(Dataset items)
○ ○ ○ ○ ○
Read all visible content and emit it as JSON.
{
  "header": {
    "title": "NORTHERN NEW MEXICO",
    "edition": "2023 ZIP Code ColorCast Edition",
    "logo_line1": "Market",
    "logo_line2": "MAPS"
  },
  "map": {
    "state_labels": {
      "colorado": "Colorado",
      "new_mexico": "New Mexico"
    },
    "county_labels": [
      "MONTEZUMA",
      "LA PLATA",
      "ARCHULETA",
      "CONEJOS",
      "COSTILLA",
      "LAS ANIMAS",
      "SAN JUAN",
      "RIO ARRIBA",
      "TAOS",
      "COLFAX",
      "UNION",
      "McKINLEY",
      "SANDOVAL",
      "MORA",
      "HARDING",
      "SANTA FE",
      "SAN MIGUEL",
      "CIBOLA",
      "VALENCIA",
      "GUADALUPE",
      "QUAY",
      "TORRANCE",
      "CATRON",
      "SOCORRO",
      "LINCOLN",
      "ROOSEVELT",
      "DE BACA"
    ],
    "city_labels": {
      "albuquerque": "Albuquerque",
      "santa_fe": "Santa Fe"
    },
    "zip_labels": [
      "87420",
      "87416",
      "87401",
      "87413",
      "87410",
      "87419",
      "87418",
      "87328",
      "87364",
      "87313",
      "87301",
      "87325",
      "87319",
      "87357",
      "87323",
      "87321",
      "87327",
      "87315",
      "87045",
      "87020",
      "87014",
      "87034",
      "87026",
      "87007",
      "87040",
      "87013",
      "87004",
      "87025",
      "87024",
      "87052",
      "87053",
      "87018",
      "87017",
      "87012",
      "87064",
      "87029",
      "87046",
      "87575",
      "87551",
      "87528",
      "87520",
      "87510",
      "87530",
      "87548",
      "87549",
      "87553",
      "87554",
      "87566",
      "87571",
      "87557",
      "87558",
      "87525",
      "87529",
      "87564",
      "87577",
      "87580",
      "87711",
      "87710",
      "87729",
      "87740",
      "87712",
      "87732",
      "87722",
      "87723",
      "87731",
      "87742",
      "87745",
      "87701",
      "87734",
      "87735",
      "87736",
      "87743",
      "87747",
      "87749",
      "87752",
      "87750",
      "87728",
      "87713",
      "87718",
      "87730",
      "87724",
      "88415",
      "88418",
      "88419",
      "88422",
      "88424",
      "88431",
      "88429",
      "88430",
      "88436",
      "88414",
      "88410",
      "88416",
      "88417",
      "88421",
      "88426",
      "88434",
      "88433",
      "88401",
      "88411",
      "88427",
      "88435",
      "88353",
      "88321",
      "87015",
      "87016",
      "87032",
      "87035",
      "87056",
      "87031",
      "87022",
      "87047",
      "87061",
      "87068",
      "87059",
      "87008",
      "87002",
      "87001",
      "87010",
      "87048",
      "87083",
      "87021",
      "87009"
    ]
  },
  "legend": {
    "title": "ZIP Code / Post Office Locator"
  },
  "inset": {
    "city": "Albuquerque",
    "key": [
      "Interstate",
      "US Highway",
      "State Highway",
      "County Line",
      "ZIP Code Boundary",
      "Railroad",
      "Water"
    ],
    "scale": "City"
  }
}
○ ○ ○ ○ ○
Filter the listing above by the word "title"; copy each line that passes.

    "title": "NORTHERN NEW MEXICO",
    "title": "ZIP Code / Post Office Locator"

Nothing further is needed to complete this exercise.